Copy each line of the records that contains the word "name".

[START Task material]

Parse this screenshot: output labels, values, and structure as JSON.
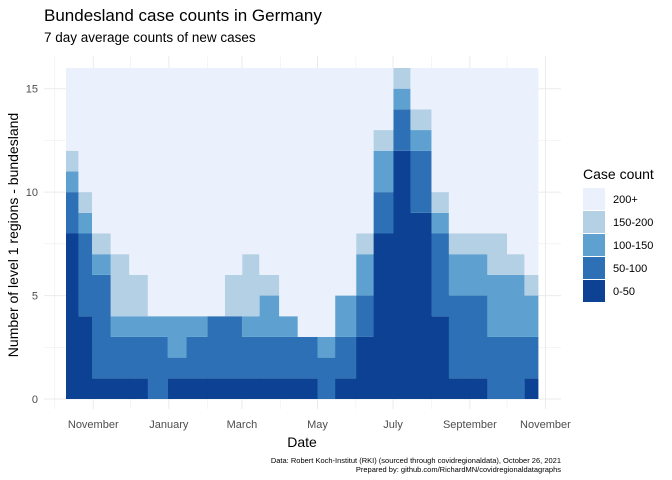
{
  "chart_data": {
    "type": "area",
    "stacked": true,
    "title": "Bundesland case counts in Germany",
    "subtitle": "7 day average counts of new cases",
    "xlabel": "Date",
    "ylabel": "Number of level 1 regions - bundesland",
    "x_ticks": [
      "November",
      "January",
      "March",
      "May",
      "July",
      "September",
      "November"
    ],
    "y_ticks": [
      0,
      5,
      10,
      15
    ],
    "ylim": [
      0,
      16
    ],
    "grid": true,
    "legend_position": "right",
    "legend_title": "Case count",
    "legend": [
      {
        "label": "200+",
        "color": "#eaf1fc"
      },
      {
        "label": "150-200",
        "color": "#b3d0e5"
      },
      {
        "label": "100-150",
        "color": "#5ea1d0"
      },
      {
        "label": "50-100",
        "color": "#2d70b5"
      },
      {
        "label": "0-50",
        "color": "#0c4193"
      }
    ],
    "x": [
      "2020-10-10",
      "2020-10-20",
      "2020-10-31",
      "2020-11-15",
      "2020-11-30",
      "2020-12-15",
      "2020-12-31",
      "2021-01-15",
      "2021-02-01",
      "2021-02-15",
      "2021-03-01",
      "2021-03-15",
      "2021-03-31",
      "2021-04-15",
      "2021-05-01",
      "2021-05-15",
      "2021-06-01",
      "2021-06-15",
      "2021-07-01",
      "2021-07-15",
      "2021-08-01",
      "2021-08-15",
      "2021-09-01",
      "2021-09-15",
      "2021-10-01",
      "2021-10-15",
      "2021-10-26"
    ],
    "series": [
      {
        "name": "0-50",
        "values": [
          8,
          4,
          1,
          1,
          1,
          0,
          1,
          1,
          1,
          1,
          1,
          1,
          1,
          1,
          0,
          1,
          3,
          8,
          12,
          9,
          4,
          1,
          1,
          0,
          0,
          1,
          1
        ]
      },
      {
        "name": "50-100",
        "values": [
          2,
          4,
          5,
          2,
          2,
          3,
          1,
          2,
          3,
          3,
          2,
          2,
          2,
          2,
          2,
          2,
          2,
          2,
          2,
          3,
          4,
          4,
          4,
          3,
          3,
          2,
          1
        ]
      },
      {
        "name": "100-150",
        "values": [
          1,
          1,
          1,
          1,
          1,
          1,
          2,
          1,
          0,
          0,
          1,
          2,
          1,
          0,
          1,
          2,
          2,
          2,
          1,
          1,
          1,
          2,
          2,
          3,
          3,
          2,
          1
        ]
      },
      {
        "name": "150-200",
        "values": [
          1,
          1,
          1,
          3,
          2,
          0,
          0,
          0,
          0,
          2,
          3,
          1,
          0,
          0,
          0,
          0,
          1,
          1,
          1,
          1,
          1,
          1,
          1,
          2,
          1,
          1,
          1
        ]
      },
      {
        "name": "200+",
        "values": [
          4,
          6,
          8,
          9,
          10,
          12,
          12,
          12,
          12,
          10,
          9,
          10,
          12,
          13,
          13,
          11,
          8,
          3,
          0,
          2,
          6,
          8,
          8,
          8,
          9,
          10,
          12
        ]
      }
    ],
    "caption_line1": "Data: Robert Koch-Institut (RKI) (sourced through covidregionaldata), October 26, 2021",
    "caption_line2": "Prepared by: github.com/RichardMN/covidregionaldatagraphs"
  }
}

[END Task material]

• **Final answer**:
        "name": "0-50",
        "name": "50-100",
        "name": "100-150",
        "name": "150-200",
        "name": "200+",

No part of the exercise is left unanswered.